-- start Given entries --

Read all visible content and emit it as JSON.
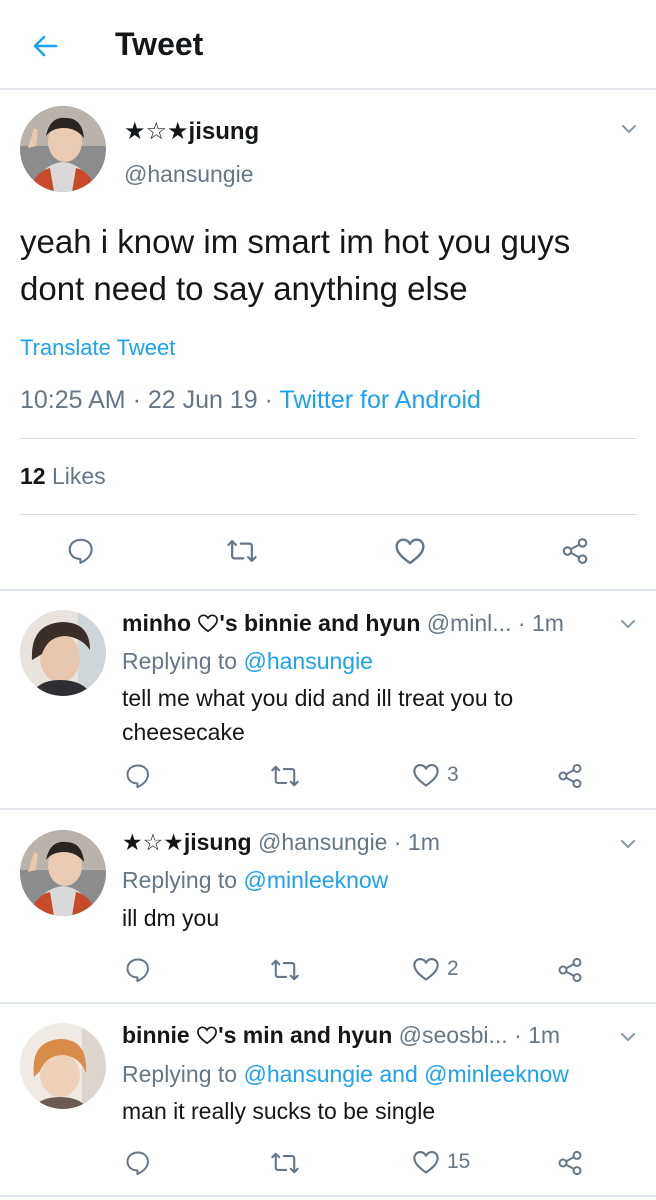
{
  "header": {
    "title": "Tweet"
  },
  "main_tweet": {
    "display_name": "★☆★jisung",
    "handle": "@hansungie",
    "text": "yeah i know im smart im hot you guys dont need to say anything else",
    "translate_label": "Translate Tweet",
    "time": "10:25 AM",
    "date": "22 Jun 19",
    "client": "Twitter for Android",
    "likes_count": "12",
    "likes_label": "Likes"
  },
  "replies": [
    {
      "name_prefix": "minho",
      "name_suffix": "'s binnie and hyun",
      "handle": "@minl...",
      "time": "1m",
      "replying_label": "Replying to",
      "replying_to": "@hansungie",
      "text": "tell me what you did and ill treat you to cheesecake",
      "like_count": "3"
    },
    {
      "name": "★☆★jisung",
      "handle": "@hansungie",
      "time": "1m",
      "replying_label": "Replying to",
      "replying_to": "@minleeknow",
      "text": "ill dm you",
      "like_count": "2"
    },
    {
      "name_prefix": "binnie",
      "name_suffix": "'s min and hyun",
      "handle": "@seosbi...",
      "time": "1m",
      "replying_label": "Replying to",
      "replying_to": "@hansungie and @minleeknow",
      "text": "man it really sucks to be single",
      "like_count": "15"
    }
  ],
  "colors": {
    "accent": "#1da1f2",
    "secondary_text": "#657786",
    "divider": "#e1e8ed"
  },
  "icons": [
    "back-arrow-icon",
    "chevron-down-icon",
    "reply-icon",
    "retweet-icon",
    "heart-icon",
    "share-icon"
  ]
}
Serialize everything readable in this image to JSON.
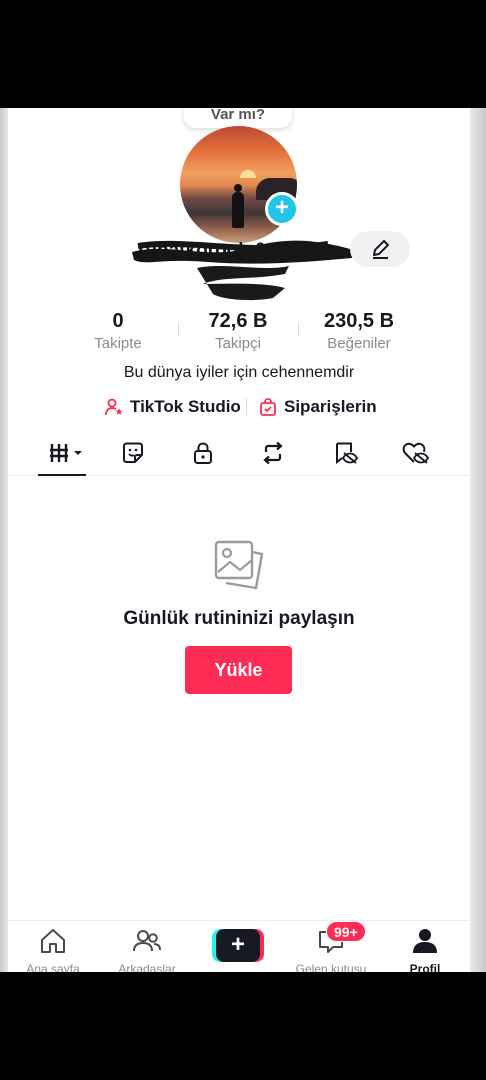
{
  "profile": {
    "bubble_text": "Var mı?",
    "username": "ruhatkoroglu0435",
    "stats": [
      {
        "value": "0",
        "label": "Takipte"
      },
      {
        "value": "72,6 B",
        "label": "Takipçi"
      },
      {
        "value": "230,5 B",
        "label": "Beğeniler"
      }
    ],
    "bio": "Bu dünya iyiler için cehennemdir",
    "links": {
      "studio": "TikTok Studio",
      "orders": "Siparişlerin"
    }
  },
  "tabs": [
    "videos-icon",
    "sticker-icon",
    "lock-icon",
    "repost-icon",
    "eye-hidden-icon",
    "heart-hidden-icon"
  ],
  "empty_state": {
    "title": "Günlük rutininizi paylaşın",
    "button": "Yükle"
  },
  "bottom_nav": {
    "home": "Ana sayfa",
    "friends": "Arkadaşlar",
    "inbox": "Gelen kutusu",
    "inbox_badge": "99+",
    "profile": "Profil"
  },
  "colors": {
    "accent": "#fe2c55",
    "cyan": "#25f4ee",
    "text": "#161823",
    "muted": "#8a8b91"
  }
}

-- end Given entries --

**Given task:**
List each line holding the string "handle".

**Full output:**
    "handle": "@hansungie",
      "handle": "@minl...",
      "handle": "@hansungie",
      "handle": "@seosbi...",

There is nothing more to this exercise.